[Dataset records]

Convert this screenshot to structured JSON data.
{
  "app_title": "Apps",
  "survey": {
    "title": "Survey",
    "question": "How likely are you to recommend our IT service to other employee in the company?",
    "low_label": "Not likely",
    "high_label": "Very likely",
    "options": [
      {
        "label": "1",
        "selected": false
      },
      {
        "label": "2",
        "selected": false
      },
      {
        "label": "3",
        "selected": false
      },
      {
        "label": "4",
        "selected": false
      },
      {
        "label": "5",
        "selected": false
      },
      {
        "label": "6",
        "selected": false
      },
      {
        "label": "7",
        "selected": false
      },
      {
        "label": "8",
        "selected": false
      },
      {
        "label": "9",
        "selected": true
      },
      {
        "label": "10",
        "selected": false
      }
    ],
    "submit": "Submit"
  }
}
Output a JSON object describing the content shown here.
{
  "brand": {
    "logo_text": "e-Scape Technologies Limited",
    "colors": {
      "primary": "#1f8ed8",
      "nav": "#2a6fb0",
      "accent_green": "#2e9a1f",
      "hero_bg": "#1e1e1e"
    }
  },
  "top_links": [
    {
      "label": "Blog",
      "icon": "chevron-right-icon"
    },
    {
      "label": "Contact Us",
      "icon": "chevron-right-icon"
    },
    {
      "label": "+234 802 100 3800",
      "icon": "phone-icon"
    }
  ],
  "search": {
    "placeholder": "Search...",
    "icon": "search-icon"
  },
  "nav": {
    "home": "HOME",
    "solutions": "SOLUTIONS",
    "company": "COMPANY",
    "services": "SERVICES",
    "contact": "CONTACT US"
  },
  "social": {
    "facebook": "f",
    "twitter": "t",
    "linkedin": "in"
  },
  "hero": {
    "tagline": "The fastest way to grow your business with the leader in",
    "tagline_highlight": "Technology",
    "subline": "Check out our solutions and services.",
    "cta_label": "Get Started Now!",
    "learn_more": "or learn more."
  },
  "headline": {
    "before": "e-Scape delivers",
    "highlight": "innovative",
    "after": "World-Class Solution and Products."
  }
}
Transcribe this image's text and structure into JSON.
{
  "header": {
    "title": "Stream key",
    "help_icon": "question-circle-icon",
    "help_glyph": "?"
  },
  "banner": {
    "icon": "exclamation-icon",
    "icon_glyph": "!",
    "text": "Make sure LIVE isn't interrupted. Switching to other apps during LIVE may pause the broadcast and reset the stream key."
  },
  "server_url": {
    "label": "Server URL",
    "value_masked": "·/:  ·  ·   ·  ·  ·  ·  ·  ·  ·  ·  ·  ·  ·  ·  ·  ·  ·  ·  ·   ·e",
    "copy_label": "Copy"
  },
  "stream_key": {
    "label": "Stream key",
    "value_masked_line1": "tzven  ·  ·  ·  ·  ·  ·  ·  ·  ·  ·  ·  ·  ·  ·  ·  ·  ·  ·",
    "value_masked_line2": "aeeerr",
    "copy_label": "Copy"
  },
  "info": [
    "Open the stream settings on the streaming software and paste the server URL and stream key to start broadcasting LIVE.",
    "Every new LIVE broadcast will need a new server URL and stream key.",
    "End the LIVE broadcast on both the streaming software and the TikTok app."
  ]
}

• Your goal
Your task is to return the full listing exactly as it was given.

• Output of the exercise
Convert this screenshot to structured JSON data.
{
  "app_title": "Apps",
  "survey": {
    "title": "Survey",
    "question": "How likely are you to recommend our IT service to other employee in the company?",
    "low_label": "Not likely",
    "high_label": "Very likely",
    "options": [
      {
        "label": "1",
        "selected": false
      },
      {
        "label": "2",
        "selected": false
      },
      {
        "label": "3",
        "selected": false
      },
      {
        "label": "4",
        "selected": false
      },
      {
        "label": "5",
        "selected": false
      },
      {
        "label": "6",
        "selected": false
      },
      {
        "label": "7",
        "selected": false
      },
      {
        "label": "8",
        "selected": false
      },
      {
        "label": "9",
        "selected": true
      },
      {
        "label": "10",
        "selected": false
      }
    ],
    "submit": "Submit"
  }
}
Output a JSON object describing the content shown here.
{
  "brand": {
    "logo_text": "e-Scape Technologies Limited",
    "colors": {
      "primary": "#1f8ed8",
      "nav": "#2a6fb0",
      "accent_green": "#2e9a1f",
      "hero_bg": "#1e1e1e"
    }
  },
  "top_links": [
    {
      "label": "Blog",
      "icon": "chevron-right-icon"
    },
    {
      "label": "Contact Us",
      "icon": "chevron-right-icon"
    },
    {
      "label": "+234 802 100 3800",
      "icon": "phone-icon"
    }
  ],
  "search": {
    "placeholder": "Search...",
    "icon": "search-icon"
  },
  "nav": {
    "home": "HOME",
    "solutions": "SOLUTIONS",
    "company": "COMPANY",
    "services": "SERVICES",
    "contact": "CONTACT US"
  },
  "social": {
    "facebook": "f",
    "twitter": "t",
    "linkedin": "in"
  },
  "hero": {
    "tagline": "The fastest way to grow your business with the leader in",
    "tagline_highlight": "Technology",
    "subline": "Check out our solutions and services.",
    "cta_label": "Get Started Now!",
    "learn_more": "or learn more."
  },
  "headline": {
    "before": "e-Scape delivers",
    "highlight": "innovative",
    "after": "World-Class Solution and Products."
  }
}
Transcribe this image's text and structure into JSON.
{
  "header": {
    "title": "Stream key",
    "help_icon": "question-circle-icon",
    "help_glyph": "?"
  },
  "banner": {
    "icon": "exclamation-icon",
    "icon_glyph": "!",
    "text": "Make sure LIVE isn't interrupted. Switching to other apps during LIVE may pause the broadcast and reset the stream key."
  },
  "server_url": {
    "label": "Server URL",
    "value_masked": "·/:  ·  ·   ·  ·  ·  ·  ·  ·  ·  ·  ·  ·  ·  ·  ·  ·  ·  ·  ·   ·e",
    "copy_label": "Copy"
  },
  "stream_key": {
    "label": "Stream key",
    "value_masked_line1": "tzven  ·  ·  ·  ·  ·  ·  ·  ·  ·  ·  ·  ·  ·  ·  ·  ·  ·  ·",
    "value_masked_line2": "aeeerr",
    "copy_label": "Copy"
  },
  "info": [
    "Open the stream settings on the streaming software and paste the server URL and stream key to start broadcasting LIVE.",
    "Every new LIVE broadcast will need a new server URL and stream key.",
    "End the LIVE broadcast on both the streaming software and the TikTok app."
  ]
}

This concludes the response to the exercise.